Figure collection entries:
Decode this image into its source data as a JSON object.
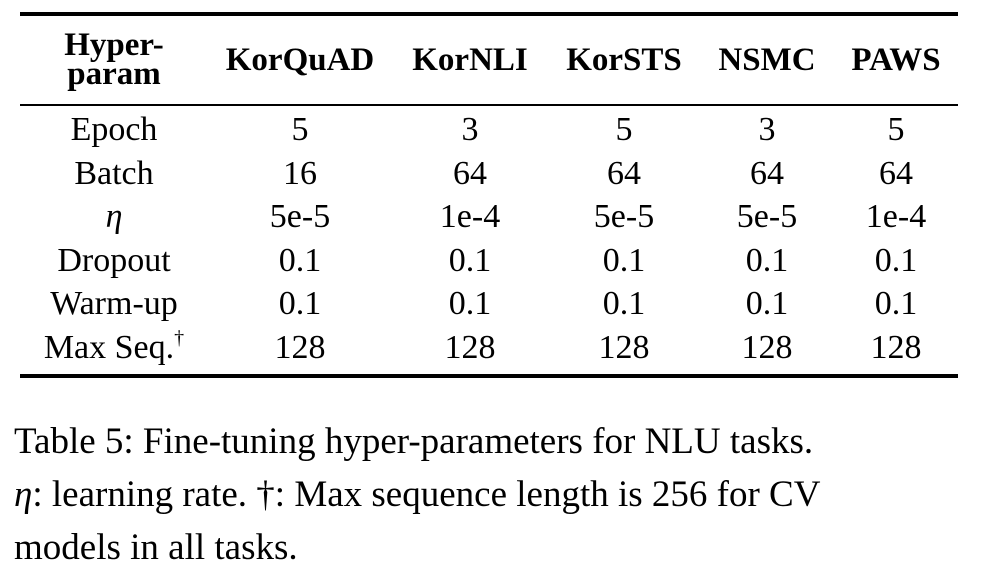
{
  "table": {
    "header": {
      "row_label": "Hyper-param",
      "row_label_line1": "Hyper-",
      "row_label_line2": "param",
      "columns": [
        "KorQuAD",
        "KorNLI",
        "KorSTS",
        "NSMC",
        "PAWS"
      ]
    },
    "rows": [
      {
        "label": "Epoch",
        "values": [
          "5",
          "3",
          "5",
          "3",
          "5"
        ]
      },
      {
        "label": "Batch",
        "values": [
          "16",
          "64",
          "64",
          "64",
          "64"
        ]
      },
      {
        "label": "η",
        "values": [
          "5e-5",
          "1e-4",
          "5e-5",
          "5e-5",
          "1e-4"
        ]
      },
      {
        "label": "Dropout",
        "values": [
          "0.1",
          "0.1",
          "0.1",
          "0.1",
          "0.1"
        ]
      },
      {
        "label": "Warm-up",
        "values": [
          "0.1",
          "0.1",
          "0.1",
          "0.1",
          "0.1"
        ]
      },
      {
        "label": "Max Seq.",
        "label_mark": "†",
        "values": [
          "128",
          "128",
          "128",
          "128",
          "128"
        ]
      }
    ]
  },
  "caption": {
    "line1": "Table 5: Fine-tuning hyper-parameters for NLU tasks.",
    "eta_symbol": "η",
    "line2_rest": ": learning rate. †: Max sequence length is 256 for CV",
    "line3": "models in all tasks."
  }
}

▸ SHORT PROBLEM
Omit every picture while copying the listing above exactly.

▸ WRITTEN RESPONSE
Decode this image into its source data as a JSON object.
{
  "table": {
    "header": {
      "row_label": "Hyper-param",
      "row_label_line1": "Hyper-",
      "row_label_line2": "param",
      "columns": [
        "KorQuAD",
        "KorNLI",
        "KorSTS",
        "NSMC",
        "PAWS"
      ]
    },
    "rows": [
      {
        "label": "Epoch",
        "values": [
          "5",
          "3",
          "5",
          "3",
          "5"
        ]
      },
      {
        "label": "Batch",
        "values": [
          "16",
          "64",
          "64",
          "64",
          "64"
        ]
      },
      {
        "label": "η",
        "values": [
          "5e-5",
          "1e-4",
          "5e-5",
          "5e-5",
          "1e-4"
        ]
      },
      {
        "label": "Dropout",
        "values": [
          "0.1",
          "0.1",
          "0.1",
          "0.1",
          "0.1"
        ]
      },
      {
        "label": "Warm-up",
        "values": [
          "0.1",
          "0.1",
          "0.1",
          "0.1",
          "0.1"
        ]
      },
      {
        "label": "Max Seq.",
        "label_mark": "†",
        "values": [
          "128",
          "128",
          "128",
          "128",
          "128"
        ]
      }
    ]
  },
  "caption": {
    "line1": "Table 5: Fine-tuning hyper-parameters for NLU tasks.",
    "eta_symbol": "η",
    "line2_rest": ": learning rate. †: Max sequence length is 256 for CV",
    "line3": "models in all tasks."
  }
}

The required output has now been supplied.